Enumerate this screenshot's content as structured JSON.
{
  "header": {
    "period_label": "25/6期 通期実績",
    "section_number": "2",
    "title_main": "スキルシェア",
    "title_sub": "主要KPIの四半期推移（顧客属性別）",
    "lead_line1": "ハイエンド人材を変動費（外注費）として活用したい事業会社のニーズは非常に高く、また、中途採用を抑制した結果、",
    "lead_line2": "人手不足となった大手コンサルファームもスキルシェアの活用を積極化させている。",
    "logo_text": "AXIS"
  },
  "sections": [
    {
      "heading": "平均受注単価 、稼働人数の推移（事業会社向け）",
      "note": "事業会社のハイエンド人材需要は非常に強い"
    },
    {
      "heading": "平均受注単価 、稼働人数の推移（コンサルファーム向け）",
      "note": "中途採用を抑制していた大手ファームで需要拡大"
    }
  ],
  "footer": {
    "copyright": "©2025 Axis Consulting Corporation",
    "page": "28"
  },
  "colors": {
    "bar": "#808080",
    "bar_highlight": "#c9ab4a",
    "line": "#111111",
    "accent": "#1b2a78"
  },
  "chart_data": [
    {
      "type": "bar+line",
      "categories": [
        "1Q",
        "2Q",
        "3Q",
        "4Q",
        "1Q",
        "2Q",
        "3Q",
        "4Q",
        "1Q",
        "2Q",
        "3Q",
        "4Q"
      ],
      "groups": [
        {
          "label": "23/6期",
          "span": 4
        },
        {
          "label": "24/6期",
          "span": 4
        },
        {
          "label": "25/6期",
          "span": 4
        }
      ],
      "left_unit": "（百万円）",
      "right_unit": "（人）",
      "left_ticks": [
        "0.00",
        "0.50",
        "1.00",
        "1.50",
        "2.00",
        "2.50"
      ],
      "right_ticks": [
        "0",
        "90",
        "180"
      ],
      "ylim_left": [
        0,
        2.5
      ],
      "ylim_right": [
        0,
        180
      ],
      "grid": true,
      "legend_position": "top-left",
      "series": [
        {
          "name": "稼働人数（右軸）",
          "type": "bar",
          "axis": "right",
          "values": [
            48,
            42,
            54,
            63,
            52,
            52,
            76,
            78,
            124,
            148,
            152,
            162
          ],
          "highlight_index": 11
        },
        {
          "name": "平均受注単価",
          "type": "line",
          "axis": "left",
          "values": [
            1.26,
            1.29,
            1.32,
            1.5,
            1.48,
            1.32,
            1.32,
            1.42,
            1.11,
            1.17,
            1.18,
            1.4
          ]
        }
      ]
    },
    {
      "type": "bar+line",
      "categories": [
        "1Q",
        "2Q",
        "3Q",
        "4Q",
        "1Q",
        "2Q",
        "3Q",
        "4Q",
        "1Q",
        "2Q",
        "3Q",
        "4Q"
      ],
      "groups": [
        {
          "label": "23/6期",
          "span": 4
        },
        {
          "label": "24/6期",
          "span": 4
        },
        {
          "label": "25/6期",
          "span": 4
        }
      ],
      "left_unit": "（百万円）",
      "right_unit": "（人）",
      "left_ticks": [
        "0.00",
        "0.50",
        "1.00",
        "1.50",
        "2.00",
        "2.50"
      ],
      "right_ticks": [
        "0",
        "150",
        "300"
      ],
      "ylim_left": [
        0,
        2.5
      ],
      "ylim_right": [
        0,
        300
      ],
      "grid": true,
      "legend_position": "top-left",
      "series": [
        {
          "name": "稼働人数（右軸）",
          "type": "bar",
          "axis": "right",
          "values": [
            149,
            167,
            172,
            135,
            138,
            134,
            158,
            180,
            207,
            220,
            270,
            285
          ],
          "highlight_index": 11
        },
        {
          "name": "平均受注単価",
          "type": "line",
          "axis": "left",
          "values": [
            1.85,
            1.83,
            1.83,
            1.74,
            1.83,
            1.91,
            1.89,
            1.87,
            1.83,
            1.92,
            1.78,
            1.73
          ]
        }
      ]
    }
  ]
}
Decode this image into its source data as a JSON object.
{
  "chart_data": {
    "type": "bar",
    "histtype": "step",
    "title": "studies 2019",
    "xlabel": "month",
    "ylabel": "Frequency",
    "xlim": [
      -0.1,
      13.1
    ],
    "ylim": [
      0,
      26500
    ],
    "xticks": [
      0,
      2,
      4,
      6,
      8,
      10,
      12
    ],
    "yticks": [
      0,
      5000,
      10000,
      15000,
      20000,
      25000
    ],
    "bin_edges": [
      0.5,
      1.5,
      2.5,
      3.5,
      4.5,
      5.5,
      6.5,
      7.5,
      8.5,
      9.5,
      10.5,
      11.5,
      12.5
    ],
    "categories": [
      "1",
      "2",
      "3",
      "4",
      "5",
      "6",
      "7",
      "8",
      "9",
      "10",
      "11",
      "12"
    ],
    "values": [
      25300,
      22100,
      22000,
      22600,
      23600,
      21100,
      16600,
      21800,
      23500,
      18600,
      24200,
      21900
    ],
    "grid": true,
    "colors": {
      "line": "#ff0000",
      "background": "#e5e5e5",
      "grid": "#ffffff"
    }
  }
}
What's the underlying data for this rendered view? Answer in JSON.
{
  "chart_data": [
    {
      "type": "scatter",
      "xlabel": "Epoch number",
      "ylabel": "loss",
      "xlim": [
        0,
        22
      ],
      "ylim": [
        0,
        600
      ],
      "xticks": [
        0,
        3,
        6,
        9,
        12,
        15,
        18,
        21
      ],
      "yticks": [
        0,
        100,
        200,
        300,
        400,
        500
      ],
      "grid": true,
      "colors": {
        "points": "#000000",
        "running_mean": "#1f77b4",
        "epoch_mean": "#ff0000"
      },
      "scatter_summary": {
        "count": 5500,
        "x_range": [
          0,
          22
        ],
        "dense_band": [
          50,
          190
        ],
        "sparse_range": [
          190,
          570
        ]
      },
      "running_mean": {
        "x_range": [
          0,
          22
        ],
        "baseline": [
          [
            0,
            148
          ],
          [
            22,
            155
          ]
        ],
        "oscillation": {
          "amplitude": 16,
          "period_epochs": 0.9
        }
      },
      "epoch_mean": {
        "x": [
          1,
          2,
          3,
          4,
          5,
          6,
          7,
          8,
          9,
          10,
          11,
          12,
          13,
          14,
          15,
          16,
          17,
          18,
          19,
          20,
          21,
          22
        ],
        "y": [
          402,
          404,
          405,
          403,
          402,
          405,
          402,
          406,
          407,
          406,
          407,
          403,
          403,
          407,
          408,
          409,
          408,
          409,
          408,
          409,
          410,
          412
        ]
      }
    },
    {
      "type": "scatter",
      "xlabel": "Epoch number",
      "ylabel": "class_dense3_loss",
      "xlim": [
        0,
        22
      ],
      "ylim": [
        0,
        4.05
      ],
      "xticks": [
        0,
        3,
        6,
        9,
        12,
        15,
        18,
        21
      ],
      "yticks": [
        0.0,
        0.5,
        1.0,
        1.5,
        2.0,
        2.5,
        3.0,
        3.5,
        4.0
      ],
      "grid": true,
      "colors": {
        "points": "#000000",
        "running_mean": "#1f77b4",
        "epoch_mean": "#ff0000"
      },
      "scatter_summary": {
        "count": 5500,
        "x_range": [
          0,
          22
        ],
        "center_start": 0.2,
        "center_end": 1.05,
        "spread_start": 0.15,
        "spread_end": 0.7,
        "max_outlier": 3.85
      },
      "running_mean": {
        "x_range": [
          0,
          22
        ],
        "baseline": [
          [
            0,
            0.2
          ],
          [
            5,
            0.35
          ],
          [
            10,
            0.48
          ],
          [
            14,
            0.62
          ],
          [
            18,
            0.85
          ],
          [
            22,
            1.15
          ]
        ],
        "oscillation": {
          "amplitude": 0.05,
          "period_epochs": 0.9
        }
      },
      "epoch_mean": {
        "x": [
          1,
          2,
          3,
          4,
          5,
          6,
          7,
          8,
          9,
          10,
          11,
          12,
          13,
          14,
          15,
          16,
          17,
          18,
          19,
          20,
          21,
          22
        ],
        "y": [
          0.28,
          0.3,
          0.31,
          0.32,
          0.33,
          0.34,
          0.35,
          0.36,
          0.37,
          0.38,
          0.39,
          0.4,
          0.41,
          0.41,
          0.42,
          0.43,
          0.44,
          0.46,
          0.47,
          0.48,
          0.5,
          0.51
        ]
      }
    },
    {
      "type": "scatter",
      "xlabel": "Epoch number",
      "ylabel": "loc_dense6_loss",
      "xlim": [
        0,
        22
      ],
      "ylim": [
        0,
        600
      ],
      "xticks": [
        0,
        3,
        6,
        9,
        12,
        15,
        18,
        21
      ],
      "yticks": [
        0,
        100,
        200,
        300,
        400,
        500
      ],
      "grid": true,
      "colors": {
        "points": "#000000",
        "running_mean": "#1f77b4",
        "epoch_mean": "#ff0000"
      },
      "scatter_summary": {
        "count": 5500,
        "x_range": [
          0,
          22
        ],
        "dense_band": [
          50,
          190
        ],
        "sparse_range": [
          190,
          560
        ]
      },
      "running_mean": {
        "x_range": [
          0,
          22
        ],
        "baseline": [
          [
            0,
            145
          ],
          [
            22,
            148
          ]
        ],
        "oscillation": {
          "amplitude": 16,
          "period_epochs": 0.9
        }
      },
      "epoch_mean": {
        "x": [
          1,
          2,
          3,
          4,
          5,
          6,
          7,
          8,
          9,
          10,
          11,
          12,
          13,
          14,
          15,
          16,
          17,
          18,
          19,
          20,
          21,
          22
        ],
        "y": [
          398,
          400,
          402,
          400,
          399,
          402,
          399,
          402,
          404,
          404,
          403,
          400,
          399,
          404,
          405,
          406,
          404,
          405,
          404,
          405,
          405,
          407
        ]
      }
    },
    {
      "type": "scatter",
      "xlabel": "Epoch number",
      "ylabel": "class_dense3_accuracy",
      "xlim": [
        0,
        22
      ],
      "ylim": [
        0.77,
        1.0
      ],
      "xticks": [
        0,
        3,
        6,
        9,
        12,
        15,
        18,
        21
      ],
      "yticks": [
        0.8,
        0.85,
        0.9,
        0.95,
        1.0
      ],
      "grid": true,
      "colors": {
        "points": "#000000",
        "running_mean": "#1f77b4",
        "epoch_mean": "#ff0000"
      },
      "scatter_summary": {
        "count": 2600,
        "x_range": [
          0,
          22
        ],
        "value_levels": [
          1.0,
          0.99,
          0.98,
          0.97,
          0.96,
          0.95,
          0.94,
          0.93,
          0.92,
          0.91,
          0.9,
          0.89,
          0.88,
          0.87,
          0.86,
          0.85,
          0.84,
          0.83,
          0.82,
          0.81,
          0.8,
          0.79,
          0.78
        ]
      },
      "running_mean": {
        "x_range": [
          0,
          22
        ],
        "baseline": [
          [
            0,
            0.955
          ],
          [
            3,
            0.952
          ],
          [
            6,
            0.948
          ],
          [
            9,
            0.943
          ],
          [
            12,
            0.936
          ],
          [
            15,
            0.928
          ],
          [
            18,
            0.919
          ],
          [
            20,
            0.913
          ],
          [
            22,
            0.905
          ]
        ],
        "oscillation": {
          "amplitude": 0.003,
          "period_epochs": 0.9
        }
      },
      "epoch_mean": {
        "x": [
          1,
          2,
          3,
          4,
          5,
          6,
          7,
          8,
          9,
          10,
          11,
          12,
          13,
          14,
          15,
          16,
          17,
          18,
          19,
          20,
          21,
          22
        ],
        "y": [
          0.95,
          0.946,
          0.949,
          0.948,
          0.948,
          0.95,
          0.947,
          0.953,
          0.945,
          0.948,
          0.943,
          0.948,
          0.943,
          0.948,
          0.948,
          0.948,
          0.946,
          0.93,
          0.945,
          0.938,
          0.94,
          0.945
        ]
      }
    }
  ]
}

● **SHORT TASK**
Pull out every line of the records above that contains the word "ylabel".

● **COMPLETE OUTPUT**
    "ylabel": "Frequency",
      "ylabel": "loss",
      "ylabel": "class_dense3_loss",
      "ylabel": "loc_dense6_loss",
      "ylabel": "class_dense3_accuracy",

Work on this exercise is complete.